**EXERCISE PROMPT:**
Repeat the material below exactly, line for line.

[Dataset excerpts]

Start

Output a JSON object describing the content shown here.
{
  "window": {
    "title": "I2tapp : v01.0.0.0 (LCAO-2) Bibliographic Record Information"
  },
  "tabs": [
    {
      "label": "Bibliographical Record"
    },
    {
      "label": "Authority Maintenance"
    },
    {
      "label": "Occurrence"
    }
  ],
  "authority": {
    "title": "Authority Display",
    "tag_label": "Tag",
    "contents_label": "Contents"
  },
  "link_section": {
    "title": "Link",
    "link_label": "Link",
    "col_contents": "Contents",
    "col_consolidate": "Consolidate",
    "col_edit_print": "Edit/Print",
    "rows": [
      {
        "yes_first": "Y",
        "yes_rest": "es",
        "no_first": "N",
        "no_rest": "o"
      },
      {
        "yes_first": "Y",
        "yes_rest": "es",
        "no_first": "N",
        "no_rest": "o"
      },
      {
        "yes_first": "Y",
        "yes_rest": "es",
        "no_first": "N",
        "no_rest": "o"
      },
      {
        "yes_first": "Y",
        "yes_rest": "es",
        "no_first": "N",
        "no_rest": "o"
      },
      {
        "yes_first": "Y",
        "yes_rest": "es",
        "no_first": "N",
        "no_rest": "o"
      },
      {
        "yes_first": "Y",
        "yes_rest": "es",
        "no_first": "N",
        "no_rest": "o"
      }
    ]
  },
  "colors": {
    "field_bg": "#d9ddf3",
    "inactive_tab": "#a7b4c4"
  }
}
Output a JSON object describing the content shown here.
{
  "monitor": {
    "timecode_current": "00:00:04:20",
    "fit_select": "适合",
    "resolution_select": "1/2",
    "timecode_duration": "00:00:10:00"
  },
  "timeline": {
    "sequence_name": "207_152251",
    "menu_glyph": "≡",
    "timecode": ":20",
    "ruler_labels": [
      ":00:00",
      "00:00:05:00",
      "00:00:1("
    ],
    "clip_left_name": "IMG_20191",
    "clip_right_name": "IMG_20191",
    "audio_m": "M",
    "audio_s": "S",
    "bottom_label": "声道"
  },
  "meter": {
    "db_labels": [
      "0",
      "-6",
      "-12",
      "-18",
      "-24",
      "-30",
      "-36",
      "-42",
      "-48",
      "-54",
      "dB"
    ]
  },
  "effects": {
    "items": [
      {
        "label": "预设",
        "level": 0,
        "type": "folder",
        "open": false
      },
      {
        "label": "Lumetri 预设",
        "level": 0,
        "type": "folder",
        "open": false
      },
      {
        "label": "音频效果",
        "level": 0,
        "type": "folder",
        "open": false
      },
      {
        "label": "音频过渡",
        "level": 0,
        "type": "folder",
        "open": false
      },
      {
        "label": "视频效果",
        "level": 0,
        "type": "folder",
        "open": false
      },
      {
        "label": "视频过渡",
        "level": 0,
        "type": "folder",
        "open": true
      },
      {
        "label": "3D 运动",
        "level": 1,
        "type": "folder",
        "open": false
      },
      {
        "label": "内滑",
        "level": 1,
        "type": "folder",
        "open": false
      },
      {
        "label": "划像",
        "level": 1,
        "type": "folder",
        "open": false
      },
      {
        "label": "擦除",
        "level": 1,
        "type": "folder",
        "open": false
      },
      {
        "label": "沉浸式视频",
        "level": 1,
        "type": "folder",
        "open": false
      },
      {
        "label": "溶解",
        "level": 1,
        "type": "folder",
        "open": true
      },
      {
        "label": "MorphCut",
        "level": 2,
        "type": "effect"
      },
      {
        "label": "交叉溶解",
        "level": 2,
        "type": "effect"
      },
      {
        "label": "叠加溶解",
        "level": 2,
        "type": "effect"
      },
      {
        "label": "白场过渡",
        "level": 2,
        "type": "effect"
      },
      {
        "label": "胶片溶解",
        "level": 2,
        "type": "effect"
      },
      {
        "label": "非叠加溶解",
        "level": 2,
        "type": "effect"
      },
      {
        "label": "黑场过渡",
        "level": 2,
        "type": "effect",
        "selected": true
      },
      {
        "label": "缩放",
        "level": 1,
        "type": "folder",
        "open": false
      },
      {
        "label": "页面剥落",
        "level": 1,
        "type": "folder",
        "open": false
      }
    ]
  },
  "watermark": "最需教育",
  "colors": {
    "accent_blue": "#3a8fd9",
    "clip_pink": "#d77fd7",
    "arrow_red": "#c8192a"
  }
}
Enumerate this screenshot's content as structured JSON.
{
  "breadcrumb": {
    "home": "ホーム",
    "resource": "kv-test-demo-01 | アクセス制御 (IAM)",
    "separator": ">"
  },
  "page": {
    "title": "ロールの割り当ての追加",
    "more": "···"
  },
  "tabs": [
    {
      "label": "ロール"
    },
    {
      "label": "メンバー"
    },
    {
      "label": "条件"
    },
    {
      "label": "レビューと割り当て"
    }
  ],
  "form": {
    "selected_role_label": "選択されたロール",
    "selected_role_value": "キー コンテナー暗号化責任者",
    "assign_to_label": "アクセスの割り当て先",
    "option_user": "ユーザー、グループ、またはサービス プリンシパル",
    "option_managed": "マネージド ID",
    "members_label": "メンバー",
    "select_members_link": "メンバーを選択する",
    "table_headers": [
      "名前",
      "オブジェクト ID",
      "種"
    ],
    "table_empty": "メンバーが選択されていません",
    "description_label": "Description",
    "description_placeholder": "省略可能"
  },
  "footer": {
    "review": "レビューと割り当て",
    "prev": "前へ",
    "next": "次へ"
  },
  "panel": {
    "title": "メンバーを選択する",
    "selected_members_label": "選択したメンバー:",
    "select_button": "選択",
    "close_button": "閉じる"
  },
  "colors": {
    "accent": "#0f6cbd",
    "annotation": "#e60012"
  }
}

End

**EXERCISE SOLUTION:**
Output a JSON object describing the content shown here.
{
  "window": {
    "title": "I2tapp : v01.0.0.0 (LCAO-2) Bibliographic Record Information"
  },
  "tabs": [
    {
      "label": "Bibliographical Record"
    },
    {
      "label": "Authority Maintenance"
    },
    {
      "label": "Occurrence"
    }
  ],
  "authority": {
    "title": "Authority Display",
    "tag_label": "Tag",
    "contents_label": "Contents"
  },
  "link_section": {
    "title": "Link",
    "link_label": "Link",
    "col_contents": "Contents",
    "col_consolidate": "Consolidate",
    "col_edit_print": "Edit/Print",
    "rows": [
      {
        "yes_first": "Y",
        "yes_rest": "es",
        "no_first": "N",
        "no_rest": "o"
      },
      {
        "yes_first": "Y",
        "yes_rest": "es",
        "no_first": "N",
        "no_rest": "o"
      },
      {
        "yes_first": "Y",
        "yes_rest": "es",
        "no_first": "N",
        "no_rest": "o"
      },
      {
        "yes_first": "Y",
        "yes_rest": "es",
        "no_first": "N",
        "no_rest": "o"
      },
      {
        "yes_first": "Y",
        "yes_rest": "es",
        "no_first": "N",
        "no_rest": "o"
      },
      {
        "yes_first": "Y",
        "yes_rest": "es",
        "no_first": "N",
        "no_rest": "o"
      }
    ]
  },
  "colors": {
    "field_bg": "#d9ddf3",
    "inactive_tab": "#a7b4c4"
  }
}
Output a JSON object describing the content shown here.
{
  "monitor": {
    "timecode_current": "00:00:04:20",
    "fit_select": "适合",
    "resolution_select": "1/2",
    "timecode_duration": "00:00:10:00"
  },
  "timeline": {
    "sequence_name": "207_152251",
    "menu_glyph": "≡",
    "timecode": ":20",
    "ruler_labels": [
      ":00:00",
      "00:00:05:00",
      "00:00:1("
    ],
    "clip_left_name": "IMG_20191",
    "clip_right_name": "IMG_20191",
    "audio_m": "M",
    "audio_s": "S",
    "bottom_label": "声道"
  },
  "meter": {
    "db_labels": [
      "0",
      "-6",
      "-12",
      "-18",
      "-24",
      "-30",
      "-36",
      "-42",
      "-48",
      "-54",
      "dB"
    ]
  },
  "effects": {
    "items": [
      {
        "label": "预设",
        "level": 0,
        "type": "folder",
        "open": false
      },
      {
        "label": "Lumetri 预设",
        "level": 0,
        "type": "folder",
        "open": false
      },
      {
        "label": "音频效果",
        "level": 0,
        "type": "folder",
        "open": false
      },
      {
        "label": "音频过渡",
        "level": 0,
        "type": "folder",
        "open": false
      },
      {
        "label": "视频效果",
        "level": 0,
        "type": "folder",
        "open": false
      },
      {
        "label": "视频过渡",
        "level": 0,
        "type": "folder",
        "open": true
      },
      {
        "label": "3D 运动",
        "level": 1,
        "type": "folder",
        "open": false
      },
      {
        "label": "内滑",
        "level": 1,
        "type": "folder",
        "open": false
      },
      {
        "label": "划像",
        "level": 1,
        "type": "folder",
        "open": false
      },
      {
        "label": "擦除",
        "level": 1,
        "type": "folder",
        "open": false
      },
      {
        "label": "沉浸式视频",
        "level": 1,
        "type": "folder",
        "open": false
      },
      {
        "label": "溶解",
        "level": 1,
        "type": "folder",
        "open": true
      },
      {
        "label": "MorphCut",
        "level": 2,
        "type": "effect"
      },
      {
        "label": "交叉溶解",
        "level": 2,
        "type": "effect"
      },
      {
        "label": "叠加溶解",
        "level": 2,
        "type": "effect"
      },
      {
        "label": "白场过渡",
        "level": 2,
        "type": "effect"
      },
      {
        "label": "胶片溶解",
        "level": 2,
        "type": "effect"
      },
      {
        "label": "非叠加溶解",
        "level": 2,
        "type": "effect"
      },
      {
        "label": "黑场过渡",
        "level": 2,
        "type": "effect",
        "selected": true
      },
      {
        "label": "缩放",
        "level": 1,
        "type": "folder",
        "open": false
      },
      {
        "label": "页面剥落",
        "level": 1,
        "type": "folder",
        "open": false
      }
    ]
  },
  "watermark": "最需教育",
  "colors": {
    "accent_blue": "#3a8fd9",
    "clip_pink": "#d77fd7",
    "arrow_red": "#c8192a"
  }
}
Enumerate this screenshot's content as structured JSON.
{
  "breadcrumb": {
    "home": "ホーム",
    "resource": "kv-test-demo-01 | アクセス制御 (IAM)",
    "separator": ">"
  },
  "page": {
    "title": "ロールの割り当ての追加",
    "more": "···"
  },
  "tabs": [
    {
      "label": "ロール"
    },
    {
      "label": "メンバー"
    },
    {
      "label": "条件"
    },
    {
      "label": "レビューと割り当て"
    }
  ],
  "form": {
    "selected_role_label": "選択されたロール",
    "selected_role_value": "キー コンテナー暗号化責任者",
    "assign_to_label": "アクセスの割り当て先",
    "option_user": "ユーザー、グループ、またはサービス プリンシパル",
    "option_managed": "マネージド ID",
    "members_label": "メンバー",
    "select_members_link": "メンバーを選択する",
    "table_headers": [
      "名前",
      "オブジェクト ID",
      "種"
    ],
    "table_empty": "メンバーが選択されていません",
    "description_label": "Description",
    "description_placeholder": "省略可能"
  },
  "footer": {
    "review": "レビューと割り当て",
    "prev": "前へ",
    "next": "次へ"
  },
  "panel": {
    "title": "メンバーを選択する",
    "selected_members_label": "選択したメンバー:",
    "select_button": "選択",
    "close_button": "閉じる"
  },
  "colors": {
    "accent": "#0f6cbd",
    "annotation": "#e60012"
  }
}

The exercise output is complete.